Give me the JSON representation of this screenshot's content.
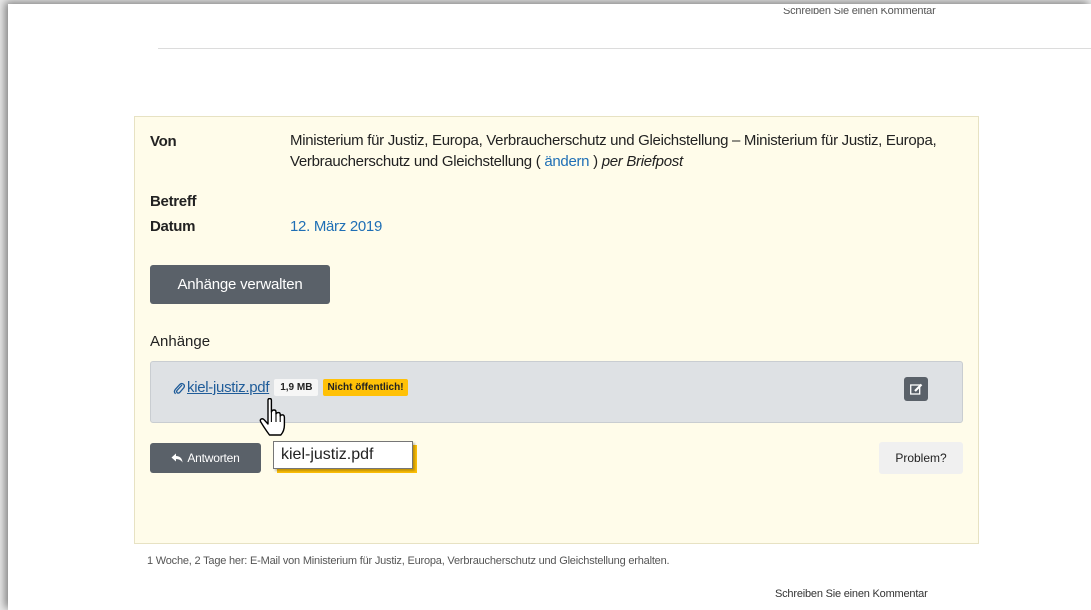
{
  "top_comment_link": "Schreiben Sie einen Kommentar",
  "message": {
    "from_label": "Von",
    "from_value": "Ministerium für Justiz, Europa, Verbraucherschutz und Gleichstellung – Ministerium für Justiz, Europa, Verbraucherschutz und Gleichstellung",
    "from_open_paren": "(",
    "from_change_link": "ändern",
    "from_close_paren": ")",
    "from_method": "per Briefpost",
    "subject_label": "Betreff",
    "date_label": "Datum",
    "date_value": "12. März 2019"
  },
  "manage_attachments_button": "Anhänge verwalten",
  "attachments": {
    "heading": "Anhänge",
    "items": [
      {
        "filename": "kiel-justiz.pdf",
        "size": "1,9 MB",
        "badge": "Nicht öffentlich!"
      }
    ]
  },
  "reply_button": "Antworten",
  "tooltip_text": "kiel-justiz.pdf",
  "problem_button": "Problem?",
  "footer_note": "1 Woche, 2 Tage her: E-Mail von Ministerium für Justiz, Europa, Verbraucherschutz und Gleichstellung erhalten.",
  "bottom_comment_link": "Schreiben Sie einen Kommentar",
  "colors": {
    "box_background": "#fffcea",
    "link": "#1f6fb5",
    "button_dark": "#5a6169",
    "warning_badge": "#ffc107"
  },
  "icons": [
    "paperclip-icon",
    "edit-icon",
    "reply-arrow-icon",
    "hand-pointer-cursor-icon"
  ]
}
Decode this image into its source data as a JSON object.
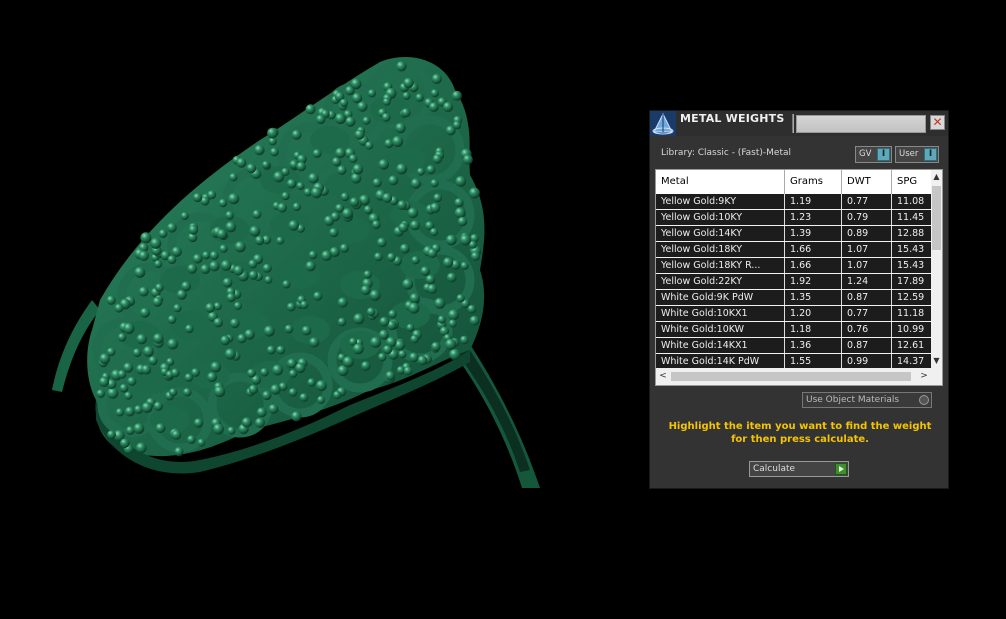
{
  "panel": {
    "title": "METAL WEIGHTS",
    "close_glyph": "✕",
    "library_label": "Library: Classic - (Fast)-Metal",
    "gv_label": "GV",
    "user_label": "User",
    "button_mark": "I",
    "use_object_materials_label": "Use Object Materials",
    "instructions_line1": "Highlight the item you want to find the weight",
    "instructions_line2": "for then press calculate.",
    "calculate_label": "Calculate"
  },
  "table": {
    "headers": {
      "metal": "Metal",
      "grams": "Grams",
      "dwt": "DWT",
      "spg": "SPG"
    },
    "rows": [
      {
        "metal": "Yellow Gold:9KY",
        "grams": "1.19",
        "dwt": "0.77",
        "spg": "11.08"
      },
      {
        "metal": "Yellow Gold:10KY",
        "grams": "1.23",
        "dwt": "0.79",
        "spg": "11.45"
      },
      {
        "metal": "Yellow Gold:14KY",
        "grams": "1.39",
        "dwt": "0.89",
        "spg": "12.88"
      },
      {
        "metal": "Yellow Gold:18KY",
        "grams": "1.66",
        "dwt": "1.07",
        "spg": "15.43"
      },
      {
        "metal": "Yellow Gold:18KY R...",
        "grams": "1.66",
        "dwt": "1.07",
        "spg": "15.43"
      },
      {
        "metal": "Yellow Gold:22KY",
        "grams": "1.92",
        "dwt": "1.24",
        "spg": "17.89"
      },
      {
        "metal": "White Gold:9K PdW",
        "grams": "1.35",
        "dwt": "0.87",
        "spg": "12.59"
      },
      {
        "metal": "White Gold:10KX1",
        "grams": "1.20",
        "dwt": "0.77",
        "spg": "11.18"
      },
      {
        "metal": "White Gold:10KW",
        "grams": "1.18",
        "dwt": "0.76",
        "spg": "10.99"
      },
      {
        "metal": "White Gold:14KX1",
        "grams": "1.36",
        "dwt": "0.87",
        "spg": "12.61"
      },
      {
        "metal": "White Gold:14K PdW",
        "grams": "1.55",
        "dwt": "0.99",
        "spg": "14.37"
      }
    ]
  },
  "scroll": {
    "up": "▲",
    "down": "▼",
    "left": "<",
    "right": ">"
  },
  "colors": {
    "ring_green": "#1f6b4c",
    "ring_highlight": "#2f8a65",
    "accent_yellow": "#f5c400",
    "button_teal": "#5fa7b9"
  }
}
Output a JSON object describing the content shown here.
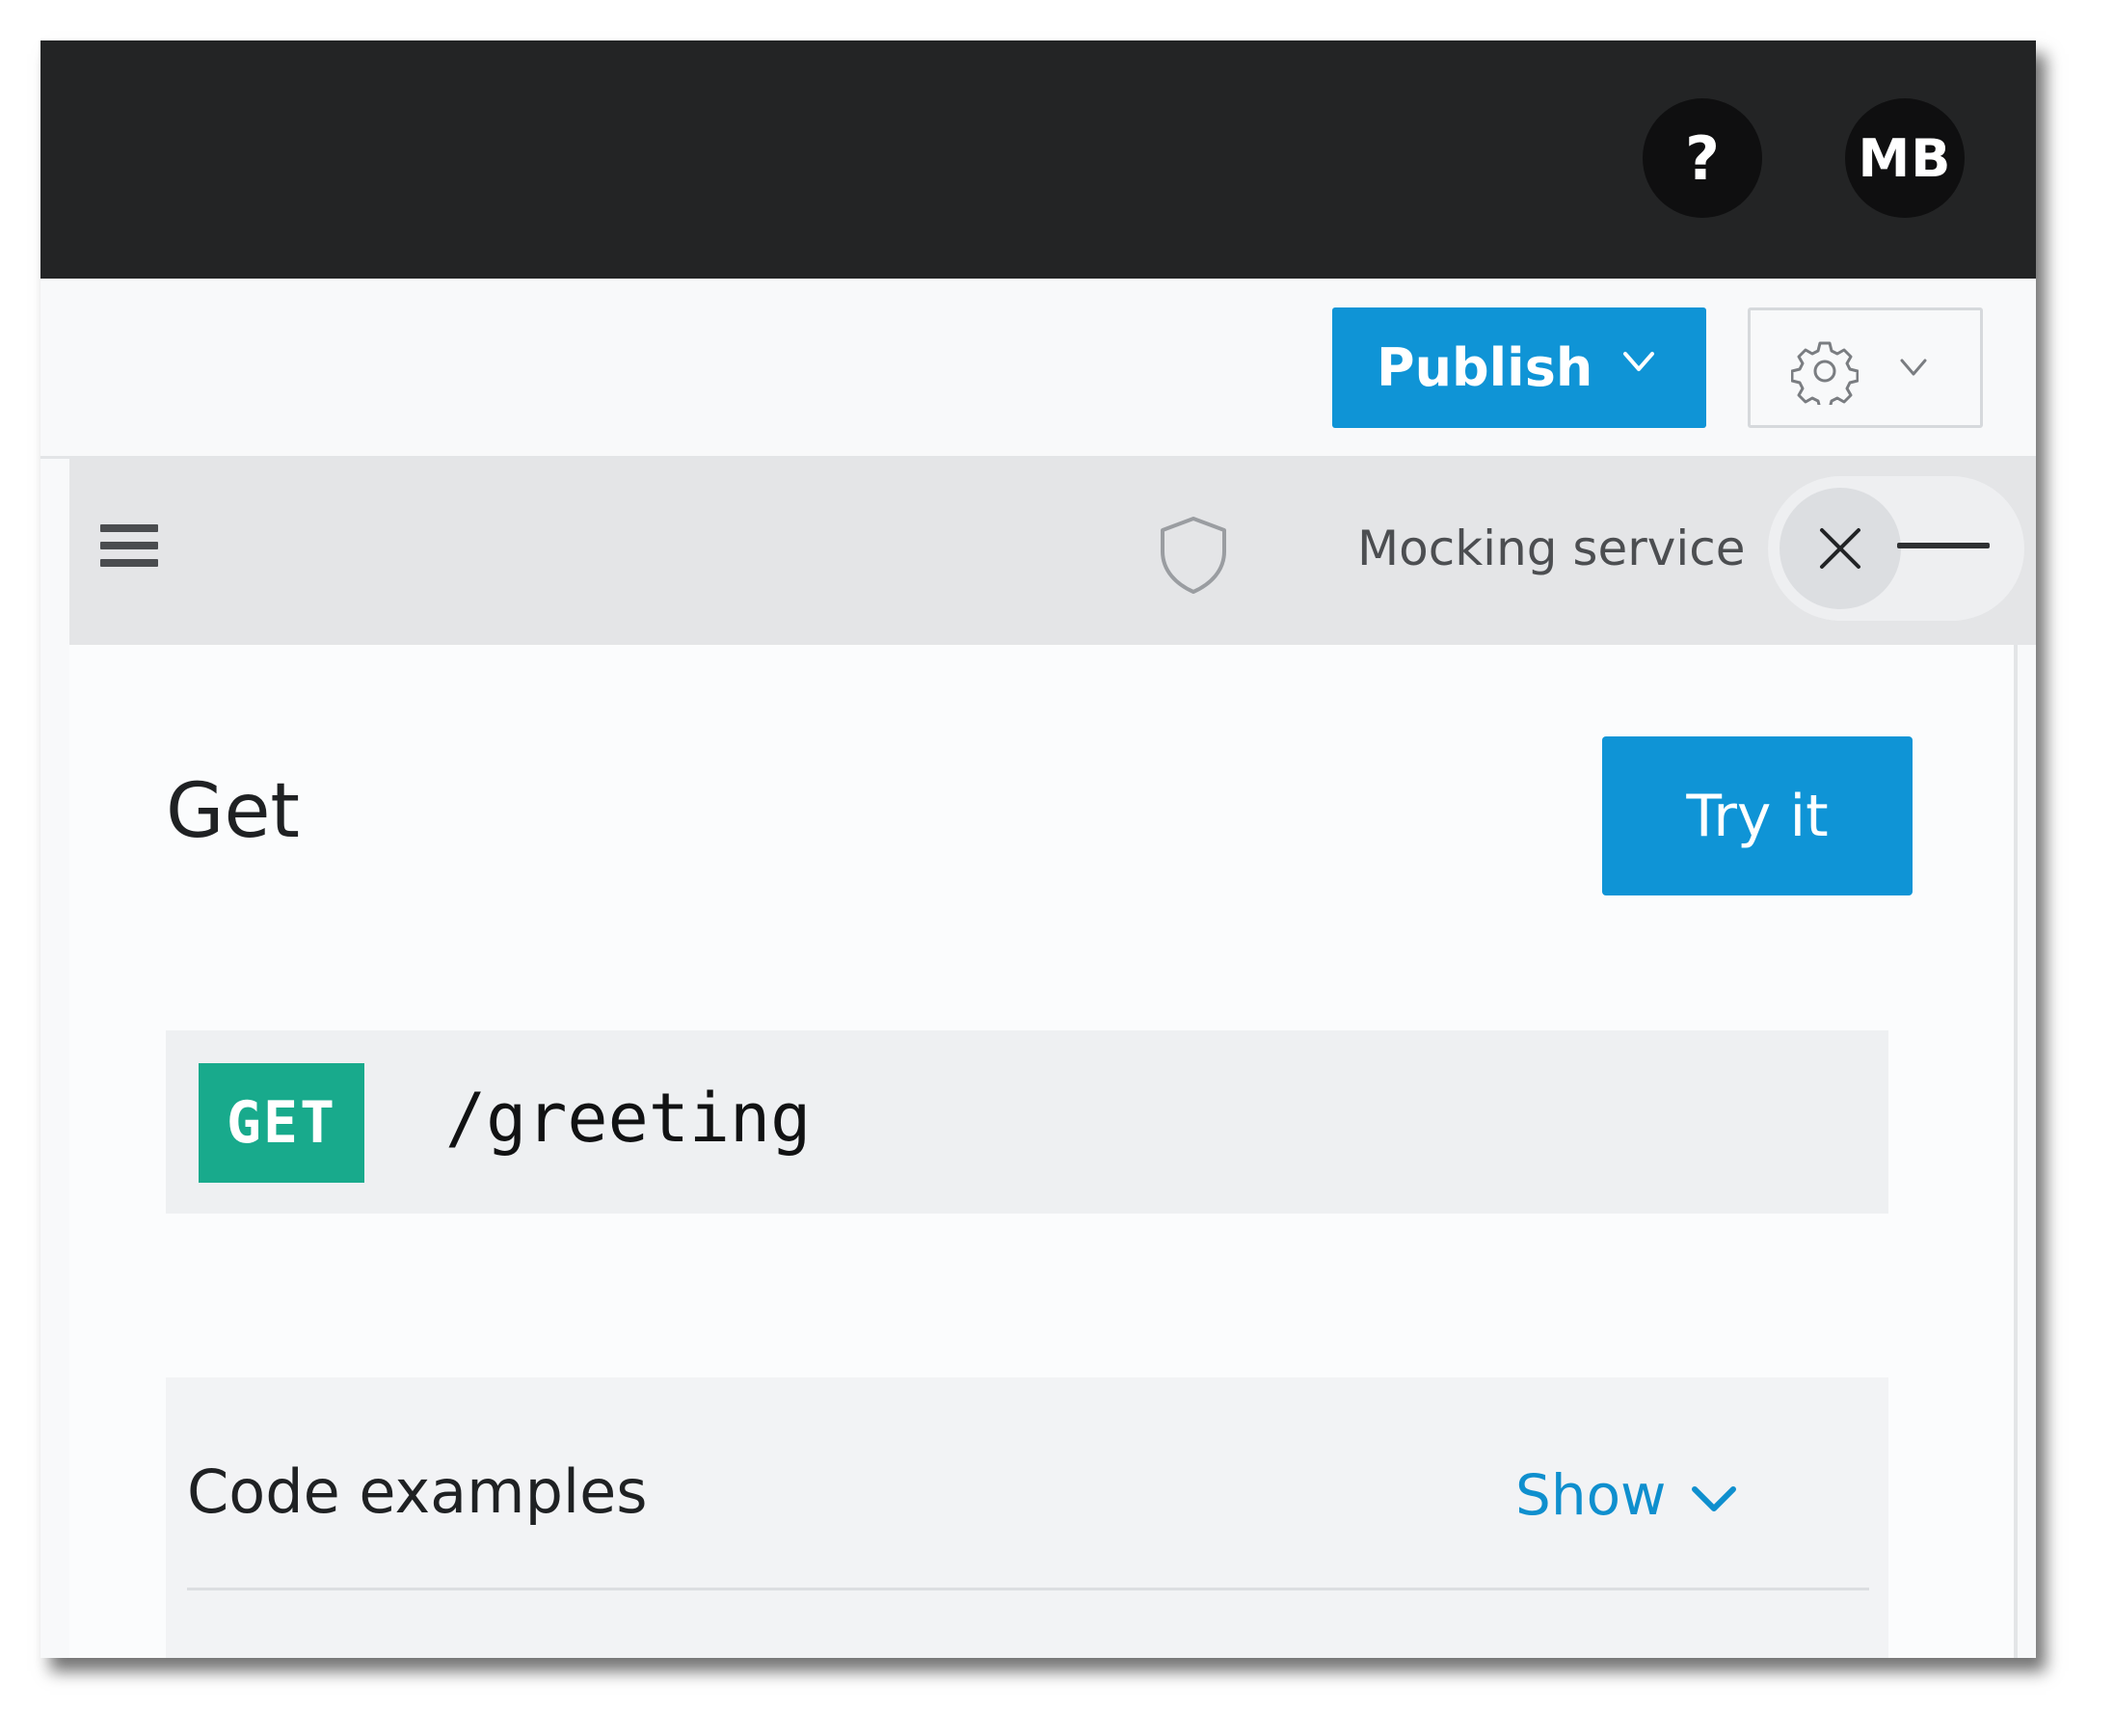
{
  "topbar": {
    "help_label": "?",
    "avatar_initials": "MB"
  },
  "toolbar": {
    "publish_label": "Publish",
    "settings_icon": "gear-icon"
  },
  "panel_header": {
    "menu_icon": "hamburger-icon",
    "security_icon": "shield-icon",
    "mocking_label": "Mocking service",
    "mocking_toggle_on": false
  },
  "operation": {
    "title": "Get",
    "try_label": "Try it",
    "method": "GET",
    "path": "/greeting"
  },
  "code_examples": {
    "title": "Code examples",
    "toggle_label": "Show"
  },
  "colors": {
    "accent": "#0f94d6",
    "method_get": "#18aa8c",
    "topbar": "#232425"
  }
}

* _WRITTEN TASK_
Set down the lines of the records above exactly, apart from the pictures.

* _EXERCISE RESULT_
Give me the JSON representation of this screenshot's content.
{
  "top_comment_link": "Schreiben Sie einen Kommentar",
  "message": {
    "from_label": "Von",
    "from_value": "Ministerium für Justiz, Europa, Verbraucherschutz und Gleichstellung – Ministerium für Justiz, Europa, Verbraucherschutz und Gleichstellung",
    "from_open_paren": "(",
    "from_change_link": "ändern",
    "from_close_paren": ")",
    "from_method": "per Briefpost",
    "subject_label": "Betreff",
    "date_label": "Datum",
    "date_value": "12. März 2019"
  },
  "manage_attachments_button": "Anhänge verwalten",
  "attachments": {
    "heading": "Anhänge",
    "items": [
      {
        "filename": "kiel-justiz.pdf",
        "size": "1,9 MB",
        "badge": "Nicht öffentlich!"
      }
    ]
  },
  "reply_button": "Antworten",
  "tooltip_text": "kiel-justiz.pdf",
  "problem_button": "Problem?",
  "footer_note": "1 Woche, 2 Tage her: E-Mail von Ministerium für Justiz, Europa, Verbraucherschutz und Gleichstellung erhalten.",
  "bottom_comment_link": "Schreiben Sie einen Kommentar",
  "colors": {
    "box_background": "#fffcea",
    "link": "#1f6fb5",
    "button_dark": "#5a6169",
    "warning_badge": "#ffc107"
  },
  "icons": [
    "paperclip-icon",
    "edit-icon",
    "reply-arrow-icon",
    "hand-pointer-cursor-icon"
  ]
}
Decode this image into its source data as a JSON object.
{
  "panel": {
    "title": "METAL WEIGHTS",
    "close_glyph": "✕",
    "library_label": "Library: Classic - (Fast)-Metal",
    "gv_label": "GV",
    "user_label": "User",
    "button_mark": "I",
    "use_object_materials_label": "Use Object Materials",
    "instructions_line1": "Highlight the item you want to find the weight",
    "instructions_line2": "for then press calculate.",
    "calculate_label": "Calculate"
  },
  "table": {
    "headers": {
      "metal": "Metal",
      "grams": "Grams",
      "dwt": "DWT",
      "spg": "SPG"
    },
    "rows": [
      {
        "metal": "Yellow Gold:9KY",
        "grams": "1.19",
        "dwt": "0.77",
        "spg": "11.08"
      },
      {
        "metal": "Yellow Gold:10KY",
        "grams": "1.23",
        "dwt": "0.79",
        "spg": "11.45"
      },
      {
        "metal": "Yellow Gold:14KY",
        "grams": "1.39",
        "dwt": "0.89",
        "spg": "12.88"
      },
      {
        "metal": "Yellow Gold:18KY",
        "grams": "1.66",
        "dwt": "1.07",
        "spg": "15.43"
      },
      {
        "metal": "Yellow Gold:18KY R...",
        "grams": "1.66",
        "dwt": "1.07",
        "spg": "15.43"
      },
      {
        "metal": "Yellow Gold:22KY",
        "grams": "1.92",
        "dwt": "1.24",
        "spg": "17.89"
      },
      {
        "metal": "White Gold:9K PdW",
        "grams": "1.35",
        "dwt": "0.87",
        "spg": "12.59"
      },
      {
        "metal": "White Gold:10KX1",
        "grams": "1.20",
        "dwt": "0.77",
        "spg": "11.18"
      },
      {
        "metal": "White Gold:10KW",
        "grams": "1.18",
        "dwt": "0.76",
        "spg": "10.99"
      },
      {
        "metal": "White Gold:14KX1",
        "grams": "1.36",
        "dwt": "0.87",
        "spg": "12.61"
      },
      {
        "metal": "White Gold:14K PdW",
        "grams": "1.55",
        "dwt": "0.99",
        "spg": "14.37"
      }
    ]
  },
  "scroll": {
    "up": "▲",
    "down": "▼",
    "left": "<",
    "right": ">"
  },
  "colors": {
    "ring_green": "#1f6b4c",
    "ring_highlight": "#2f8a65",
    "accent_yellow": "#f5c400",
    "button_teal": "#5fa7b9"
  }
}
Output a JSON object describing the content shown here.
{
  "topbar": {
    "help_label": "?",
    "avatar_initials": "MB"
  },
  "toolbar": {
    "publish_label": "Publish",
    "settings_icon": "gear-icon"
  },
  "panel_header": {
    "menu_icon": "hamburger-icon",
    "security_icon": "shield-icon",
    "mocking_label": "Mocking service",
    "mocking_toggle_on": false
  },
  "operation": {
    "title": "Get",
    "try_label": "Try it",
    "method": "GET",
    "path": "/greeting"
  },
  "code_examples": {
    "title": "Code examples",
    "toggle_label": "Show"
  },
  "colors": {
    "accent": "#0f94d6",
    "method_get": "#18aa8c",
    "topbar": "#232425"
  }
}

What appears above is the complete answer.